## Task goal
Print the lines below without any changes, from the first line through the line that contains "description-line: ค่าย หรืออื่น", including both of those lines.

## Listing
········

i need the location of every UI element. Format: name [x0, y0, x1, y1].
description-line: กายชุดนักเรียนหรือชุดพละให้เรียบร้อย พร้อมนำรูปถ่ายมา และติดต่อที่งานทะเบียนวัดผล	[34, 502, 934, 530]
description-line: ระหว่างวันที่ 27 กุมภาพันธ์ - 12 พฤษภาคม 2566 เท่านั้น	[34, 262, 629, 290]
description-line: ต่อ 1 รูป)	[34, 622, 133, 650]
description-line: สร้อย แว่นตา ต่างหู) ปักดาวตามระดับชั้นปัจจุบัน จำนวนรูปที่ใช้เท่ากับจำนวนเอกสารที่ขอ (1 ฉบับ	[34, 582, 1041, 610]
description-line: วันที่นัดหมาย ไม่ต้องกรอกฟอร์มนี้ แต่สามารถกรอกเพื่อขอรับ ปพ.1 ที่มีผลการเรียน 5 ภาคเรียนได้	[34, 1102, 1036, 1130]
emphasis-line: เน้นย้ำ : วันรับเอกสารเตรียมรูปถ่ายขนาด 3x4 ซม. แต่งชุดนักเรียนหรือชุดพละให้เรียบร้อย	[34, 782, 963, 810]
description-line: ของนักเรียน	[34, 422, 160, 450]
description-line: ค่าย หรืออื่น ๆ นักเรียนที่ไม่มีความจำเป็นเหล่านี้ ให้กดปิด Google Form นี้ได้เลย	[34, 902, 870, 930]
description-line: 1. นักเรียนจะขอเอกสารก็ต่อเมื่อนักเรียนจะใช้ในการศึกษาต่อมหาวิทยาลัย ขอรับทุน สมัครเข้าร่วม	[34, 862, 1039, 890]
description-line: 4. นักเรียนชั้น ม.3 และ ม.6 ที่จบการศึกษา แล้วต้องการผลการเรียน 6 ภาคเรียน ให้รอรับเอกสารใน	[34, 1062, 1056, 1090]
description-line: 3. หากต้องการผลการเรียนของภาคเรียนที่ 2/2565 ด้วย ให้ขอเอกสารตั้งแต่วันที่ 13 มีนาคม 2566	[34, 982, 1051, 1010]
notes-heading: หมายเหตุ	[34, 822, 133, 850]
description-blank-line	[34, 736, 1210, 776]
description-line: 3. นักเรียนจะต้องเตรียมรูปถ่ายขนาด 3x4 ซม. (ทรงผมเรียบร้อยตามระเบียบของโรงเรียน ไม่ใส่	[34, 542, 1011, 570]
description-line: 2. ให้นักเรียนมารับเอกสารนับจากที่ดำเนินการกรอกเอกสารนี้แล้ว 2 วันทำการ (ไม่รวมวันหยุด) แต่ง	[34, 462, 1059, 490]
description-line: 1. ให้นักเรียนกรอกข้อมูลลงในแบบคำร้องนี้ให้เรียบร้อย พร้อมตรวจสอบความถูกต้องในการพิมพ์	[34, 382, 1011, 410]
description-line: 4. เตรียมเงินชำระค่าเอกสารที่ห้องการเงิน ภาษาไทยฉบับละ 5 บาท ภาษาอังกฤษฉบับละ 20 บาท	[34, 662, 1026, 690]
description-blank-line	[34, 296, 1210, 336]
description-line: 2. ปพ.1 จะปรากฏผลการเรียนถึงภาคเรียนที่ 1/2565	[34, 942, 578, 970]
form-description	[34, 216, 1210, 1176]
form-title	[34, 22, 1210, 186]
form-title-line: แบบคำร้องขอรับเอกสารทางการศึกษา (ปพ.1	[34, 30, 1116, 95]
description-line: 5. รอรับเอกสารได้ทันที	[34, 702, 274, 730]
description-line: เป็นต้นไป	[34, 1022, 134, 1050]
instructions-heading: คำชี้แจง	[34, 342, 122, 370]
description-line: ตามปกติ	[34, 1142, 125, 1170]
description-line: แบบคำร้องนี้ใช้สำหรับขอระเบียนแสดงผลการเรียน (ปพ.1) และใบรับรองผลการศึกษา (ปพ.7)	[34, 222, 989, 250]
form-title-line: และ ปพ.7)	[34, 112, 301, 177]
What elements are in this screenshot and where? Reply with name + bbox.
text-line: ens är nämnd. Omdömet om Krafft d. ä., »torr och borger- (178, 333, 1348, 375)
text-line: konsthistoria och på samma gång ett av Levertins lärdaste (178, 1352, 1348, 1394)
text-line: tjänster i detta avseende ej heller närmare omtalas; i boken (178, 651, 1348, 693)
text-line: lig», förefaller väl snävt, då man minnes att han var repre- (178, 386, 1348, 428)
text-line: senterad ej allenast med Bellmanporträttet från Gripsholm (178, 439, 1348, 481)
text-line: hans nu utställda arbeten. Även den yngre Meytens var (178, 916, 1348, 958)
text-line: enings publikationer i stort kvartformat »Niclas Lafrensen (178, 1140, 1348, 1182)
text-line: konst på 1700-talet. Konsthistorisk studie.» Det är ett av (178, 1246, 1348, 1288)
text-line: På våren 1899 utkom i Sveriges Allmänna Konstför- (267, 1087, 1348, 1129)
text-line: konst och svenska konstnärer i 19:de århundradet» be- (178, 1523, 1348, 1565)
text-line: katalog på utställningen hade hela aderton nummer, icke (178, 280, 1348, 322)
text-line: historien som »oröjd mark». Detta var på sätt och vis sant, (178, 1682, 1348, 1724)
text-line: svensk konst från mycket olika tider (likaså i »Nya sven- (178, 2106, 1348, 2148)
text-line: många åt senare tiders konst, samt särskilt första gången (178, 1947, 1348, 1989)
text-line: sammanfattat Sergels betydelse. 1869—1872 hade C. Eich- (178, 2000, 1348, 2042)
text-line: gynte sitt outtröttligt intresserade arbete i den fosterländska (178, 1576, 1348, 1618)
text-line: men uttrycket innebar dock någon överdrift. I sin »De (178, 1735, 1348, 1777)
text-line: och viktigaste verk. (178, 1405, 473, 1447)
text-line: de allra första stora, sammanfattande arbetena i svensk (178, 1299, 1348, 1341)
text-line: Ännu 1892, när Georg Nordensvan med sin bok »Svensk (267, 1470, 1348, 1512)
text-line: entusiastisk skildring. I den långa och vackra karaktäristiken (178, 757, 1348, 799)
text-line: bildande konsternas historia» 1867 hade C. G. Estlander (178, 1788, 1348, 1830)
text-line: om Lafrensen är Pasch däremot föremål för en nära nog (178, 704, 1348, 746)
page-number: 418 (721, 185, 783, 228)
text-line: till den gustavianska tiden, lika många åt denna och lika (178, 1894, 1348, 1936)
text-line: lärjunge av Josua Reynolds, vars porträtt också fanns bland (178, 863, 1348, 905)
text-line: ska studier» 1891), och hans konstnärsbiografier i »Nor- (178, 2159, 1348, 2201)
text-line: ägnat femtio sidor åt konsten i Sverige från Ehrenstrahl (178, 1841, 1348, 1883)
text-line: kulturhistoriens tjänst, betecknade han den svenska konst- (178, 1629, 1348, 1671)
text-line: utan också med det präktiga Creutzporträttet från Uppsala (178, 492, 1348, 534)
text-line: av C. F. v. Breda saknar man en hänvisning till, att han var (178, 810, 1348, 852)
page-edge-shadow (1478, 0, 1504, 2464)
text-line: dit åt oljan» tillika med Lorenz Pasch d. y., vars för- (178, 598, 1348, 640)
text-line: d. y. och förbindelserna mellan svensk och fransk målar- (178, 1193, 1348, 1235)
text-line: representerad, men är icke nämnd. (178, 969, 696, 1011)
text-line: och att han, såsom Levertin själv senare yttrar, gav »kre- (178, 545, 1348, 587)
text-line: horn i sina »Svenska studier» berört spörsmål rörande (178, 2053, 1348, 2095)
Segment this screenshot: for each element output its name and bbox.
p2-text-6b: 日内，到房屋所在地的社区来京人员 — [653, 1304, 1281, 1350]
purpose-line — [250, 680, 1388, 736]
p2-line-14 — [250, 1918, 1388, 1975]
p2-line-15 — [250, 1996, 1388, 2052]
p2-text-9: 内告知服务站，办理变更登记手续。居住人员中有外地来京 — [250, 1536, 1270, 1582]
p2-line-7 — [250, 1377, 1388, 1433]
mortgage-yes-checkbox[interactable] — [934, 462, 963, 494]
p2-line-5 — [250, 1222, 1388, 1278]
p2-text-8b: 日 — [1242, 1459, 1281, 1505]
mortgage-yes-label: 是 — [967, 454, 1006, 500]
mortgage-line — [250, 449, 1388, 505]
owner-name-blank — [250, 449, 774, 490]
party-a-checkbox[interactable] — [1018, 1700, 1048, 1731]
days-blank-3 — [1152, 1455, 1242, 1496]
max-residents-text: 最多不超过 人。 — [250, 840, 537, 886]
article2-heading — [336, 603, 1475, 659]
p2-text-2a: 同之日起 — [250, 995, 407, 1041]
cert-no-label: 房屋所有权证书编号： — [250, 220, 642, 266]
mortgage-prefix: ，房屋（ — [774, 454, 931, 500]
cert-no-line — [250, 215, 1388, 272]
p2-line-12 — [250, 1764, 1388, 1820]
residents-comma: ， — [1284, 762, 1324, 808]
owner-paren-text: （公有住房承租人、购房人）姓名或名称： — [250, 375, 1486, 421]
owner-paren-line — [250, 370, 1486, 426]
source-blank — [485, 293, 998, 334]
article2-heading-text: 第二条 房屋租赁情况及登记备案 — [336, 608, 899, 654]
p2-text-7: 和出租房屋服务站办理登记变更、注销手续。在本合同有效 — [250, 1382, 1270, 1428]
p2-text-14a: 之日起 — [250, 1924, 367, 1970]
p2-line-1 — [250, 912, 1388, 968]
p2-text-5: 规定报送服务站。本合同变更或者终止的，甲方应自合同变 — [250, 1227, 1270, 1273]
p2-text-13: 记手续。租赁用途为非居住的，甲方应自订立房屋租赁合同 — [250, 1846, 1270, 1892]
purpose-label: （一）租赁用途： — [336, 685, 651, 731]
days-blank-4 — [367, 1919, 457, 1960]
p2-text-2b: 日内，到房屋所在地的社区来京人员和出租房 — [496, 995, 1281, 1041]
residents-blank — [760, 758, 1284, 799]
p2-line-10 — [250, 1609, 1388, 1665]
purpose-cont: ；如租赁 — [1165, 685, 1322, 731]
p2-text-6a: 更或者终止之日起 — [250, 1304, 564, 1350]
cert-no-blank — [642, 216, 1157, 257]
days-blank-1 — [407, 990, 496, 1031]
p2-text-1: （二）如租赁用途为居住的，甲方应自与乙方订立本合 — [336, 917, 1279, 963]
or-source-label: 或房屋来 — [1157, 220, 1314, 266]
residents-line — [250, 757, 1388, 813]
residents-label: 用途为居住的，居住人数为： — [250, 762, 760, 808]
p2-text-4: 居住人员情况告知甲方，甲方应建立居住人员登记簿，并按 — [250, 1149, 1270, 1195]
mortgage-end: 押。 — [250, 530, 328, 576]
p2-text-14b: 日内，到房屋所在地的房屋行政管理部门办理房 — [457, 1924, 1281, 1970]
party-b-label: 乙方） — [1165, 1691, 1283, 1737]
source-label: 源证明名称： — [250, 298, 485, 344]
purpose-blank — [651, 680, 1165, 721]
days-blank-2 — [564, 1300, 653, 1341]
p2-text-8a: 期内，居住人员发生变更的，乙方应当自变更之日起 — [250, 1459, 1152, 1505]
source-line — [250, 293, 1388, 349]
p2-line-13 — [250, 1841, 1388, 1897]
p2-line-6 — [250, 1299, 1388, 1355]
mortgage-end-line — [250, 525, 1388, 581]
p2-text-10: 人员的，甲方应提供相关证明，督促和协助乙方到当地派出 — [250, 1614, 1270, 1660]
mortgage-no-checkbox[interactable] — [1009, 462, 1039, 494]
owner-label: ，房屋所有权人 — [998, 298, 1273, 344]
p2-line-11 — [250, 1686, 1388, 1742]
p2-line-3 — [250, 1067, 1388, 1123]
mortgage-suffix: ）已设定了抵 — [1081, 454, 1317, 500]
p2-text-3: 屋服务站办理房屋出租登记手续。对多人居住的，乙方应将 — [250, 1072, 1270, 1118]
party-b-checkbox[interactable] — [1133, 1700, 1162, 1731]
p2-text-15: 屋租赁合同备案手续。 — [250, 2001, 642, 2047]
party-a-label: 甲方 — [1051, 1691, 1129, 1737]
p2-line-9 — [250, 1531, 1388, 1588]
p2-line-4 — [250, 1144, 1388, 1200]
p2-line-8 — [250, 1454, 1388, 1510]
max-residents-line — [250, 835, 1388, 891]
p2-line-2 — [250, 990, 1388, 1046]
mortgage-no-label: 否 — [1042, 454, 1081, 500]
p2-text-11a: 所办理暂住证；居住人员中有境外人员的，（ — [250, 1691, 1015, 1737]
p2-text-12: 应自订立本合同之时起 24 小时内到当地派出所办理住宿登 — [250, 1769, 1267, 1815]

········

## Response to the task
i need the location of every UI element. Format: name [x0, y0, x1, y1].
description-line: กายชุดนักเรียนหรือชุดพละให้เรียบร้อย พร้อมนำรูปถ่ายมา และติดต่อที่งานทะเบียนวัดผล	[34, 502, 934, 530]
description-line: ระหว่างวันที่ 27 กุมภาพันธ์ - 12 พฤษภาคม 2566 เท่านั้น	[34, 262, 629, 290]
description-line: ต่อ 1 รูป)	[34, 622, 133, 650]
description-line: สร้อย แว่นตา ต่างหู) ปักดาวตามระดับชั้นปัจจุบัน จำนวนรูปที่ใช้เท่ากับจำนวนเอกสารที่ขอ (1 ฉบับ	[34, 582, 1041, 610]
description-line: วันที่นัดหมาย ไม่ต้องกรอกฟอร์มนี้ แต่สามารถกรอกเพื่อขอรับ ปพ.1 ที่มีผลการเรียน 5 ภาคเรียนได้	[34, 1102, 1036, 1130]
emphasis-line: เน้นย้ำ : วันรับเอกสารเตรียมรูปถ่ายขนาด 3x4 ซม. แต่งชุดนักเรียนหรือชุดพละให้เรียบร้อย	[34, 782, 963, 810]
description-line: ของนักเรียน	[34, 422, 160, 450]
description-line: ค่าย หรืออื่น ๆ นักเรียนที่ไม่มีความจำเป็นเหล่านี้ ให้กดปิด Google Form นี้ได้เลย	[34, 902, 870, 930]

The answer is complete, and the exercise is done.